Dataset items

================

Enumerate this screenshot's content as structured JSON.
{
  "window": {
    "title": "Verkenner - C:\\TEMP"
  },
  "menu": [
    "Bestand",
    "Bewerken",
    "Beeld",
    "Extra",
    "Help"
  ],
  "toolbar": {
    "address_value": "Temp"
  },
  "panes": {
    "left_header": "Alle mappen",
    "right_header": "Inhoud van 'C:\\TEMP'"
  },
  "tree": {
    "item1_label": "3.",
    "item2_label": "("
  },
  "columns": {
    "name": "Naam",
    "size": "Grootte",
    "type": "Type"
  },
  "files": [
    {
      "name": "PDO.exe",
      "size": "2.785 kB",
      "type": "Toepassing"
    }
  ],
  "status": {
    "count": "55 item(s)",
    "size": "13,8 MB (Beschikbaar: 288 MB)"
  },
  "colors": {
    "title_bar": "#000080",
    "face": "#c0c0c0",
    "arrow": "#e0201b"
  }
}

================

Written request
Pull out the lines above in which the word "size" appears.

Solution to this task
    "size": "Grootte",
      "size": "2.785 kB",
    "size": "13,8 MB (Beschikbaar: 288 MB)"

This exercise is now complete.